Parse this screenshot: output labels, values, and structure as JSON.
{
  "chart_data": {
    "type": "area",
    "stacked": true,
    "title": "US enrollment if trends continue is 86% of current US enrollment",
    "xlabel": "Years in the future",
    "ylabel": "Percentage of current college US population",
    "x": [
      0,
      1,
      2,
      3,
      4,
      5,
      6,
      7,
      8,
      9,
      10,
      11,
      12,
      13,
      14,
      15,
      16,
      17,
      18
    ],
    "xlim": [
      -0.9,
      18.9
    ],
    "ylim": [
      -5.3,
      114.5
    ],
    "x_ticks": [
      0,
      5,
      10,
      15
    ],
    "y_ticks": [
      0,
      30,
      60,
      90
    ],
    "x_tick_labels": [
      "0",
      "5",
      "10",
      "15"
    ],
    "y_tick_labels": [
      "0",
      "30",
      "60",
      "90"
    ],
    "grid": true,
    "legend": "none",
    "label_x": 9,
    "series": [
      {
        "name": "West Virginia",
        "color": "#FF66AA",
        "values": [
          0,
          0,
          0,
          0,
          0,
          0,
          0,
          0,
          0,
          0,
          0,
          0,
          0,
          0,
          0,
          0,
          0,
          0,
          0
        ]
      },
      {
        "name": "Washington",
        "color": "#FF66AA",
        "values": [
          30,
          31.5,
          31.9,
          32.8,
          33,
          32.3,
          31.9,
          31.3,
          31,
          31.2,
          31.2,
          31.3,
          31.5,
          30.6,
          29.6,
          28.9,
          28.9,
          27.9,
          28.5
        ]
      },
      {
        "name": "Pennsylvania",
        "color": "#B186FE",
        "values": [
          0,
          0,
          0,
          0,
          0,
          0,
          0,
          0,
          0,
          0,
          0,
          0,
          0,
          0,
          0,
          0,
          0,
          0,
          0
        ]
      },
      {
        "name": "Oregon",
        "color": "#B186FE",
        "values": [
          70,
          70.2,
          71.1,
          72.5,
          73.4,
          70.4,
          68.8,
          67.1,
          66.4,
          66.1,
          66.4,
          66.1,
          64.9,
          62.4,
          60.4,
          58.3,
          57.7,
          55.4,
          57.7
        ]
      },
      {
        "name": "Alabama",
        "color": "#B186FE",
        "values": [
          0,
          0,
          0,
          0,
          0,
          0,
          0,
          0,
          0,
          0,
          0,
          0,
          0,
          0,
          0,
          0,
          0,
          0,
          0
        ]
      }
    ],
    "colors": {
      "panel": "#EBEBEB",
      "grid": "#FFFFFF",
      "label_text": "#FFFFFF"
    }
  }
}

===============

#### OBJECTIVE:
Pull out every line of the records above that contains the word "current".

#### THE COMPLETED TASK:
    "title": "US enrollment if trends continue is 86% of current US enrollment",
    "ylabel": "Percentage of current college US population",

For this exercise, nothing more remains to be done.